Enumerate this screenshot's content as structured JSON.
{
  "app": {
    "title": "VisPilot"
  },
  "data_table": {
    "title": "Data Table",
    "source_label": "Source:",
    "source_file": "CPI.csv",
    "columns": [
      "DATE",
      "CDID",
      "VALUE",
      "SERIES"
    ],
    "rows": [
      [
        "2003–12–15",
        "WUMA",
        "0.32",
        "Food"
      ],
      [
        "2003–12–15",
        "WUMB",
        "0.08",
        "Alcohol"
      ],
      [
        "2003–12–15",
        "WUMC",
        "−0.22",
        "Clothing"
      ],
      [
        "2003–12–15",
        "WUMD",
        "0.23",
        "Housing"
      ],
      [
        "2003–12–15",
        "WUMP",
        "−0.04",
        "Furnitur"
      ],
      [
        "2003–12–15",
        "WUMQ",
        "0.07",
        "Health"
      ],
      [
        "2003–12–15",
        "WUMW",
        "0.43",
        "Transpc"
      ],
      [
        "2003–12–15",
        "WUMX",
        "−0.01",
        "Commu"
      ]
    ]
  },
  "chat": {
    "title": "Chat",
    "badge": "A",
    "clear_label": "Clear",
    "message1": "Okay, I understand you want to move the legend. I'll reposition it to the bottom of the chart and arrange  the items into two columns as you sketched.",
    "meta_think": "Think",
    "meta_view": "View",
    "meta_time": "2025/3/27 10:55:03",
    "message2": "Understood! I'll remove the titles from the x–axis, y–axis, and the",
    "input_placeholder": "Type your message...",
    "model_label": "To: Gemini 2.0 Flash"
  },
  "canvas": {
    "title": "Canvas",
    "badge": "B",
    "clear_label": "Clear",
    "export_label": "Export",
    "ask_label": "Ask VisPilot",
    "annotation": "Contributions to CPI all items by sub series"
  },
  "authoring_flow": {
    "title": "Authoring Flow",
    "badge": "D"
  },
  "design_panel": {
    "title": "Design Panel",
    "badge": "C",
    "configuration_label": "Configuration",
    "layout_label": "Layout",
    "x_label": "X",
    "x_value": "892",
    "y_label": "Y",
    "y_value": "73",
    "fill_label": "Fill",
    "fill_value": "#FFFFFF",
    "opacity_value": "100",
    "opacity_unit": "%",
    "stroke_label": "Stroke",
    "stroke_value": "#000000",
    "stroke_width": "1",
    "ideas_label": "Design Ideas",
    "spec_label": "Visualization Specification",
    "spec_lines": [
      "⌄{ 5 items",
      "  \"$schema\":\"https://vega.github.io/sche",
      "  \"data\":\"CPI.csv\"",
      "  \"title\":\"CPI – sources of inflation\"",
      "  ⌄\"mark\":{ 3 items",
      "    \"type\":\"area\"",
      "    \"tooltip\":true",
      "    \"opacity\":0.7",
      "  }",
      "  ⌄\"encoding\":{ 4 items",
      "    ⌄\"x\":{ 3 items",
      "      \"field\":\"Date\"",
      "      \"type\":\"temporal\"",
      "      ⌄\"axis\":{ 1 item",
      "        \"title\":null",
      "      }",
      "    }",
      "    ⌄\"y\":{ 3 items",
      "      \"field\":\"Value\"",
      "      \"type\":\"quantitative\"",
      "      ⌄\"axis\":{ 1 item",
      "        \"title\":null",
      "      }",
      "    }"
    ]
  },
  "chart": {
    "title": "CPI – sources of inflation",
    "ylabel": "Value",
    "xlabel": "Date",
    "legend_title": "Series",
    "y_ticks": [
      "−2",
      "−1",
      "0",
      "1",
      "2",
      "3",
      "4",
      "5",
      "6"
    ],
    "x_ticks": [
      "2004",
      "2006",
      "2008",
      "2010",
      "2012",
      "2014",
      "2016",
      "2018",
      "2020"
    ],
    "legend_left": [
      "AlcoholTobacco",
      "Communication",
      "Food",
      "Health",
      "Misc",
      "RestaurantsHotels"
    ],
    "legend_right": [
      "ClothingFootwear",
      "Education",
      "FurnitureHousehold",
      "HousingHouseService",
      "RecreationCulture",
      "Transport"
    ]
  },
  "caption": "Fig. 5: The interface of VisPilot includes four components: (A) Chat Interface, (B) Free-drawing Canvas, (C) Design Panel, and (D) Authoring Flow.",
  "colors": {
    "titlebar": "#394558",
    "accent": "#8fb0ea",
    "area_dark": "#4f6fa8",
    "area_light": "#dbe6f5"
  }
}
+ + + + + + +
To be done
Every line above needs to be retyped exactly.

Exercise response
Enumerate this screenshot's content as structured JSON.
{
  "app": {
    "title": "VisPilot"
  },
  "data_table": {
    "title": "Data Table",
    "source_label": "Source:",
    "source_file": "CPI.csv",
    "columns": [
      "DATE",
      "CDID",
      "VALUE",
      "SERIES"
    ],
    "rows": [
      [
        "2003–12–15",
        "WUMA",
        "0.32",
        "Food"
      ],
      [
        "2003–12–15",
        "WUMB",
        "0.08",
        "Alcohol"
      ],
      [
        "2003–12–15",
        "WUMC",
        "−0.22",
        "Clothing"
      ],
      [
        "2003–12–15",
        "WUMD",
        "0.23",
        "Housing"
      ],
      [
        "2003–12–15",
        "WUMP",
        "−0.04",
        "Furnitur"
      ],
      [
        "2003–12–15",
        "WUMQ",
        "0.07",
        "Health"
      ],
      [
        "2003–12–15",
        "WUMW",
        "0.43",
        "Transpc"
      ],
      [
        "2003–12–15",
        "WUMX",
        "−0.01",
        "Commu"
      ]
    ]
  },
  "chat": {
    "title": "Chat",
    "badge": "A",
    "clear_label": "Clear",
    "message1": "Okay, I understand you want to move the legend. I'll reposition it to the bottom of the chart and arrange  the items into two columns as you sketched.",
    "meta_think": "Think",
    "meta_view": "View",
    "meta_time": "2025/3/27 10:55:03",
    "message2": "Understood! I'll remove the titles from the x–axis, y–axis, and the",
    "input_placeholder": "Type your message...",
    "model_label": "To: Gemini 2.0 Flash"
  },
  "canvas": {
    "title": "Canvas",
    "badge": "B",
    "clear_label": "Clear",
    "export_label": "Export",
    "ask_label": "Ask VisPilot",
    "annotation": "Contributions to CPI all items by sub series"
  },
  "authoring_flow": {
    "title": "Authoring Flow",
    "badge": "D"
  },
  "design_panel": {
    "title": "Design Panel",
    "badge": "C",
    "configuration_label": "Configuration",
    "layout_label": "Layout",
    "x_label": "X",
    "x_value": "892",
    "y_label": "Y",
    "y_value": "73",
    "fill_label": "Fill",
    "fill_value": "#FFFFFF",
    "opacity_value": "100",
    "opacity_unit": "%",
    "stroke_label": "Stroke",
    "stroke_value": "#000000",
    "stroke_width": "1",
    "ideas_label": "Design Ideas",
    "spec_label": "Visualization Specification",
    "spec_lines": [
      "⌄{ 5 items",
      "  \"$schema\":\"https://vega.github.io/sche",
      "  \"data\":\"CPI.csv\"",
      "  \"title\":\"CPI – sources of inflation\"",
      "  ⌄\"mark\":{ 3 items",
      "    \"type\":\"area\"",
      "    \"tooltip\":true",
      "    \"opacity\":0.7",
      "  }",
      "  ⌄\"encoding\":{ 4 items",
      "    ⌄\"x\":{ 3 items",
      "      \"field\":\"Date\"",
      "      \"type\":\"temporal\"",
      "      ⌄\"axis\":{ 1 item",
      "        \"title\":null",
      "      }",
      "    }",
      "    ⌄\"y\":{ 3 items",
      "      \"field\":\"Value\"",
      "      \"type\":\"quantitative\"",
      "      ⌄\"axis\":{ 1 item",
      "        \"title\":null",
      "      }",
      "    }"
    ]
  },
  "chart": {
    "title": "CPI – sources of inflation",
    "ylabel": "Value",
    "xlabel": "Date",
    "legend_title": "Series",
    "y_ticks": [
      "−2",
      "−1",
      "0",
      "1",
      "2",
      "3",
      "4",
      "5",
      "6"
    ],
    "x_ticks": [
      "2004",
      "2006",
      "2008",
      "2010",
      "2012",
      "2014",
      "2016",
      "2018",
      "2020"
    ],
    "legend_left": [
      "AlcoholTobacco",
      "Communication",
      "Food",
      "Health",
      "Misc",
      "RestaurantsHotels"
    ],
    "legend_right": [
      "ClothingFootwear",
      "Education",
      "FurnitureHousehold",
      "HousingHouseService",
      "RecreationCulture",
      "Transport"
    ]
  },
  "caption": "Fig. 5: The interface of VisPilot includes four components: (A) Chat Interface, (B) Free-drawing Canvas, (C) Design Panel, and (D) Authoring Flow.",
  "colors": {
    "titlebar": "#394558",
    "accent": "#8fb0ea",
    "area_dark": "#4f6fa8",
    "area_light": "#dbe6f5"
  }
}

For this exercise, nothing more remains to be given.